*Set exercise*. Which lines hold the word "nhánh"? Show each of them.

*Exercise materials*.
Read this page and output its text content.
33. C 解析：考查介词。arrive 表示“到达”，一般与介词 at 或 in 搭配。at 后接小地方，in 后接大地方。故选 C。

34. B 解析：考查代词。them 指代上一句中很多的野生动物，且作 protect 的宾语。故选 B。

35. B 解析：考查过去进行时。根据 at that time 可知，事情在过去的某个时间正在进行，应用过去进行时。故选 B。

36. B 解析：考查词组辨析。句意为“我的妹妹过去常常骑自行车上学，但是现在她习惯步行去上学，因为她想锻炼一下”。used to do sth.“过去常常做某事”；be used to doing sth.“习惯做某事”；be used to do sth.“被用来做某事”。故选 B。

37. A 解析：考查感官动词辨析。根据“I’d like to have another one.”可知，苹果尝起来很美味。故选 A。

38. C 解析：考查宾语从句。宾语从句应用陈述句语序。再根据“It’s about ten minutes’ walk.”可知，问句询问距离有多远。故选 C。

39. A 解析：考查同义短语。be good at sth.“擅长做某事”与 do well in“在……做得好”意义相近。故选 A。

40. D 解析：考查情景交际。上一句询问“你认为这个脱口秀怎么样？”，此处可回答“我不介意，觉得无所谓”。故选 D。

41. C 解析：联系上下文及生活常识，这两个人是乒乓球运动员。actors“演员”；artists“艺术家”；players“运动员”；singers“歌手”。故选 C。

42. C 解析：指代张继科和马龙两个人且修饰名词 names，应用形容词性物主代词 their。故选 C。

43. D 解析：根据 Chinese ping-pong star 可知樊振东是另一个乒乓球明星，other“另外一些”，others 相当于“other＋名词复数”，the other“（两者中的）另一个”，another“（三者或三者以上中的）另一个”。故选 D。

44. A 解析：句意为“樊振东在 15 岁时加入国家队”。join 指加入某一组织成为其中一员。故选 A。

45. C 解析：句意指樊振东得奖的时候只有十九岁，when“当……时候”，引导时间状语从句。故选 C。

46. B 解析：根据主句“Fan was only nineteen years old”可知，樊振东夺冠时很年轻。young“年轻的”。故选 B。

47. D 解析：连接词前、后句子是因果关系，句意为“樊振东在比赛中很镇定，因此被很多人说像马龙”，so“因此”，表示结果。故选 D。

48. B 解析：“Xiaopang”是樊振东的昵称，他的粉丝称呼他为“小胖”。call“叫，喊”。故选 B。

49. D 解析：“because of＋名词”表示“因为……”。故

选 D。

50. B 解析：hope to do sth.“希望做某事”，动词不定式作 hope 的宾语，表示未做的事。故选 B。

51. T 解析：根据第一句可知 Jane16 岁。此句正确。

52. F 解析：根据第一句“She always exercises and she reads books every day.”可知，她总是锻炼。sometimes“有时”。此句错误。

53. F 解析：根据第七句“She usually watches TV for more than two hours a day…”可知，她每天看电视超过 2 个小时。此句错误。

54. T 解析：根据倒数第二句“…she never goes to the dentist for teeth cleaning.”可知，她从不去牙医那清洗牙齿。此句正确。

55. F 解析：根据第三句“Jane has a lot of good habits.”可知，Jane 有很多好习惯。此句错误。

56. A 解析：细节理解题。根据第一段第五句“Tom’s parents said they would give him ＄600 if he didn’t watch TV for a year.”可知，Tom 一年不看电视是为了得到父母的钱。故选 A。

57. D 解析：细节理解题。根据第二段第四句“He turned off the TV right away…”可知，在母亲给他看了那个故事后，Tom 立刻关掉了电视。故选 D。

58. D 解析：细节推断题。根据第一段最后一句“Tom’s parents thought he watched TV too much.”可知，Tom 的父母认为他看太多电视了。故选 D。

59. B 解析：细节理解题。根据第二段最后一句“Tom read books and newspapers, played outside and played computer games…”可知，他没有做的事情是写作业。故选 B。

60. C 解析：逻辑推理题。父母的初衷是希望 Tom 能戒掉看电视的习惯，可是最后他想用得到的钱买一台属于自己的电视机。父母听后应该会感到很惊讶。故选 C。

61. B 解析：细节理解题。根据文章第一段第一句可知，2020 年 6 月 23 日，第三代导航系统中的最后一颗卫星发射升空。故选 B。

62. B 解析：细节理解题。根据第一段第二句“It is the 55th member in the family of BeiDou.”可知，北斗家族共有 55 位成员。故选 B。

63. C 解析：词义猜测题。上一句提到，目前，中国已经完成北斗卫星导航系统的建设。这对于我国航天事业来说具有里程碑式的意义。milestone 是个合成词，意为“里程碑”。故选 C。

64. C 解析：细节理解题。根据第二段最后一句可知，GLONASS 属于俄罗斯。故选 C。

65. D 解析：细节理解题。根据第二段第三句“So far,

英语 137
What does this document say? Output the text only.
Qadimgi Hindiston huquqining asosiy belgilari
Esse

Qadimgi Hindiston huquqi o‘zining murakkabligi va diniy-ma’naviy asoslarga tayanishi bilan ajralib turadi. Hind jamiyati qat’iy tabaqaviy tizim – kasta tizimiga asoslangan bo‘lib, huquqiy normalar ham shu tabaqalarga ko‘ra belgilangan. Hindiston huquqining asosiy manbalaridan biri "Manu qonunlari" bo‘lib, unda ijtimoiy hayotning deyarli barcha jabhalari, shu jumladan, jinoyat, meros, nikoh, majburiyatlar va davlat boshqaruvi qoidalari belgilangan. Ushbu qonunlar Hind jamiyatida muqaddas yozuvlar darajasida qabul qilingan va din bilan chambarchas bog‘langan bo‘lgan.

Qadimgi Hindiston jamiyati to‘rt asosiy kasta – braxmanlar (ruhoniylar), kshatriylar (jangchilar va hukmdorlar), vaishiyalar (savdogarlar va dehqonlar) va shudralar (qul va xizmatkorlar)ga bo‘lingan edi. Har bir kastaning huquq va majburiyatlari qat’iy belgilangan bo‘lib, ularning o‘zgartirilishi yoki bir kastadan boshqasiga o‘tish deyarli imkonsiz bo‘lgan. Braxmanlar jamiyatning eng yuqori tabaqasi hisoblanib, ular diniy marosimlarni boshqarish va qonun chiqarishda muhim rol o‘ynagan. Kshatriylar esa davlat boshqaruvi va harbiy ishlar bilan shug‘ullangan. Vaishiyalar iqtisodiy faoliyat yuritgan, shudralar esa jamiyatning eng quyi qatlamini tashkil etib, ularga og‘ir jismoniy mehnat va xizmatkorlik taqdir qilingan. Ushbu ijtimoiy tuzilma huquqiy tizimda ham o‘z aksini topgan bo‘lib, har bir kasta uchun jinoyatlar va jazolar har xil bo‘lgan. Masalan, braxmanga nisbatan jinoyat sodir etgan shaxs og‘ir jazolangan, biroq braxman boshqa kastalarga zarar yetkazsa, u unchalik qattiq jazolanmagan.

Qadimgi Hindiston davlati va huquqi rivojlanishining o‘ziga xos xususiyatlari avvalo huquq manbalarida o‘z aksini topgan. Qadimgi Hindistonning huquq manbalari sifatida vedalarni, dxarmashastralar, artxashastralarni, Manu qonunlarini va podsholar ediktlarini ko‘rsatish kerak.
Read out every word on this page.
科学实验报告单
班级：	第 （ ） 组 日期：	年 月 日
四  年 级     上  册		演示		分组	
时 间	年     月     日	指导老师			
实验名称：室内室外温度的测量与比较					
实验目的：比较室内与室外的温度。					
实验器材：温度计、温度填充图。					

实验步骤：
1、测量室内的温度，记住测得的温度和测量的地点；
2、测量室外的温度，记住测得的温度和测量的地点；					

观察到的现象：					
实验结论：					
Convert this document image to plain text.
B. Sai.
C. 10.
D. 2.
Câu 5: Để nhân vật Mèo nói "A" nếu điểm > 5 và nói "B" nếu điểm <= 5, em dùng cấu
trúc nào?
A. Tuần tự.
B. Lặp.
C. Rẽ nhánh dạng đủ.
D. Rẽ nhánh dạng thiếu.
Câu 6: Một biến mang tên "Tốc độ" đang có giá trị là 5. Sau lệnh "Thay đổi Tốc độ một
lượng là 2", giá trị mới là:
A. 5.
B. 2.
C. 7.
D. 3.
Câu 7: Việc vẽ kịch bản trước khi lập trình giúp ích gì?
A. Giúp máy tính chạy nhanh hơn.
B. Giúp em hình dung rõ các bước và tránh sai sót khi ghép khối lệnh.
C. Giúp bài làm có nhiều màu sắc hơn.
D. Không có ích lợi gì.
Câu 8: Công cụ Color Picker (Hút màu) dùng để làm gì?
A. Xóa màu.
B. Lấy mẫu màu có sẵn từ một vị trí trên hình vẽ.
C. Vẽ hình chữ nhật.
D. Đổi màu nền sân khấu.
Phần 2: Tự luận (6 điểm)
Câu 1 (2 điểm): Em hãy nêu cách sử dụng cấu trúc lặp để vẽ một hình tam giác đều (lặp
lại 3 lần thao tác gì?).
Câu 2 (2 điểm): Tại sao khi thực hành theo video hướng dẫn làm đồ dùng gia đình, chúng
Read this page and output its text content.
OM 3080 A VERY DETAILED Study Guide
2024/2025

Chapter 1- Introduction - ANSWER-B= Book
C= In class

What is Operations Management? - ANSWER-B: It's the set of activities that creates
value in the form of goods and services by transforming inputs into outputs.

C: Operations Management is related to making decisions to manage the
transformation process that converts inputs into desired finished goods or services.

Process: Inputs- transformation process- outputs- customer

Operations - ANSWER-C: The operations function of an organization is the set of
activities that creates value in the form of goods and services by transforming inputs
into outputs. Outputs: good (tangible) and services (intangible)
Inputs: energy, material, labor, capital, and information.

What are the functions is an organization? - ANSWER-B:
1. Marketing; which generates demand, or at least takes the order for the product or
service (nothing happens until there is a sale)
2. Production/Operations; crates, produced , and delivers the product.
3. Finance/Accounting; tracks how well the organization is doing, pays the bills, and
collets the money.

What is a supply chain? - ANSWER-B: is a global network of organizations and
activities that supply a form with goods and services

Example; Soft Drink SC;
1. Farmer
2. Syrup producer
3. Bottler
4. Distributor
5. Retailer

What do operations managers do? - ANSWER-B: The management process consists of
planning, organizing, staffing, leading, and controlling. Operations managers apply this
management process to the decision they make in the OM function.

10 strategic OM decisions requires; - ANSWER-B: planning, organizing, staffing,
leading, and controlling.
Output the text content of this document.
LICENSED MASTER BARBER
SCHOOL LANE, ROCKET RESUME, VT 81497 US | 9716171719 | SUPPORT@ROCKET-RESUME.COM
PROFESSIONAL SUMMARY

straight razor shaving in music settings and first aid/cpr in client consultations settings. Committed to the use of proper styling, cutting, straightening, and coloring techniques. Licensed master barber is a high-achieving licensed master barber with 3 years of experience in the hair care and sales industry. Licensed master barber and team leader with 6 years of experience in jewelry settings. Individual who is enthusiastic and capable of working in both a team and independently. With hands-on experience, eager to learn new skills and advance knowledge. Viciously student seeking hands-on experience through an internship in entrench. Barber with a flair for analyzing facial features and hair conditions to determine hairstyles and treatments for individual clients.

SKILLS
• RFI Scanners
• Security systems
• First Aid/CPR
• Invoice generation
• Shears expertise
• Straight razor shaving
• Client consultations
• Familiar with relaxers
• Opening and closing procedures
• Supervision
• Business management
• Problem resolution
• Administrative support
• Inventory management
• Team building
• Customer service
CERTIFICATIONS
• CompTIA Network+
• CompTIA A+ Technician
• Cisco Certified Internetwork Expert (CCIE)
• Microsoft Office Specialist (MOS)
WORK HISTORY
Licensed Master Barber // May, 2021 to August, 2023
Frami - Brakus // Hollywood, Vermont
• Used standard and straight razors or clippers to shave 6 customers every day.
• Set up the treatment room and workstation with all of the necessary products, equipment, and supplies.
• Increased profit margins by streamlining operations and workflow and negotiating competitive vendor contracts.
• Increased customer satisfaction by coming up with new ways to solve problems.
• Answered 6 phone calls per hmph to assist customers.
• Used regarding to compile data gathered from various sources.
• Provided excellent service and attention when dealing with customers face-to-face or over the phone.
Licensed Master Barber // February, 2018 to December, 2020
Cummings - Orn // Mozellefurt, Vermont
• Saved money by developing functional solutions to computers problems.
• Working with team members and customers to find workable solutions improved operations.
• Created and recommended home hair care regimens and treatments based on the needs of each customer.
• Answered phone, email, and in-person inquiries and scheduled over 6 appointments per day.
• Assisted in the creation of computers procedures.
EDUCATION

*Worked answer*.
C. Rẽ nhánh dạng đủ.
D. Rẽ nhánh dạng thiếu.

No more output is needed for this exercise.